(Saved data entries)
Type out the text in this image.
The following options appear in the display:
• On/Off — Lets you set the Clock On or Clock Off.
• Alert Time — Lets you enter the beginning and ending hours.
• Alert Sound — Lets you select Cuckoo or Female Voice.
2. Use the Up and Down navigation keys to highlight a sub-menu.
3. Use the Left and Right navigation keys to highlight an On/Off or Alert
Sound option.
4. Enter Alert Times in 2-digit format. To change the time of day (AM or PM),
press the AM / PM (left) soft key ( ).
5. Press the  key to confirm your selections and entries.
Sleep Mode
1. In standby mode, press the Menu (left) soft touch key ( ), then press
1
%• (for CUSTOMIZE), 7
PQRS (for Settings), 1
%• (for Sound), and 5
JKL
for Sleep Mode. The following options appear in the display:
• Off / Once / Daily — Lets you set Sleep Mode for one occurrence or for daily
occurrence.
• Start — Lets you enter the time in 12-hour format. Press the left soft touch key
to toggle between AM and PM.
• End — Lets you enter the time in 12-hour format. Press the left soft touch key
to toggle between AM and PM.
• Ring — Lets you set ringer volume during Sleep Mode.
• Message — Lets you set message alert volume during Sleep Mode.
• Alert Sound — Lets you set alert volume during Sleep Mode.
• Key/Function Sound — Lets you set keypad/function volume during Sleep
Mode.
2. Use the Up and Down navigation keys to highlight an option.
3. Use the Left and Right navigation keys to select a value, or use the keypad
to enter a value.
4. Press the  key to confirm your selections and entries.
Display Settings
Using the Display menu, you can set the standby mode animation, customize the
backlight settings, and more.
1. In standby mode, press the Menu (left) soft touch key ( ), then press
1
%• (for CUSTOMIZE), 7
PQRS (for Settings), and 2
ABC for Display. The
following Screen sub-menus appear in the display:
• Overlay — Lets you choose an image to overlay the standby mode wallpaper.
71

**The task:** Give back the data above exactly as it appears.

**Answer for the task:**
Type out the text in this image.
The following options appear in the display:
• On/Off — Lets you set the Clock On or Clock Off.
• Alert Time — Lets you enter the beginning and ending hours.
• Alert Sound — Lets you select Cuckoo or Female Voice.
2. Use the Up and Down navigation keys to highlight a sub-menu.
3. Use the Left and Right navigation keys to highlight an On/Off or Alert
Sound option.
4. Enter Alert Times in 2-digit format. To change the time of day (AM or PM),
press the AM / PM (left) soft key ( ).
5. Press the  key to confirm your selections and entries.
Sleep Mode
1. In standby mode, press the Menu (left) soft touch key ( ), then press
1
%• (for CUSTOMIZE), 7
PQRS (for Settings), 1
%• (for Sound), and 5
JKL
for Sleep Mode. The following options appear in the display:
• Off / Once / Daily — Lets you set Sleep Mode for one occurrence or for daily
occurrence.
• Start — Lets you enter the time in 12-hour format. Press the left soft touch key
to toggle between AM and PM.
• End — Lets you enter the time in 12-hour format. Press the left soft touch key
to toggle between AM and PM.
• Ring — Lets you set ringer volume during Sleep Mode.
• Message — Lets you set message alert volume during Sleep Mode.
• Alert Sound — Lets you set alert volume during Sleep Mode.
• Key/Function Sound — Lets you set keypad/function volume during Sleep
Mode.
2. Use the Up and Down navigation keys to highlight an option.
3. Use the Left and Right navigation keys to select a value, or use the keypad
to enter a value.
4. Press the  key to confirm your selections and entries.
Display Settings
Using the Display menu, you can set the standby mode animation, customize the
backlight settings, and more.
1. In standby mode, press the Menu (left) soft touch key ( ), then press
1
%• (for CUSTOMIZE), 7
PQRS (for Settings), and 2
ABC for Display. The
following Screen sub-menus appear in the display:
• Overlay — Lets you choose an image to overlay the standby mode wallpaper.
71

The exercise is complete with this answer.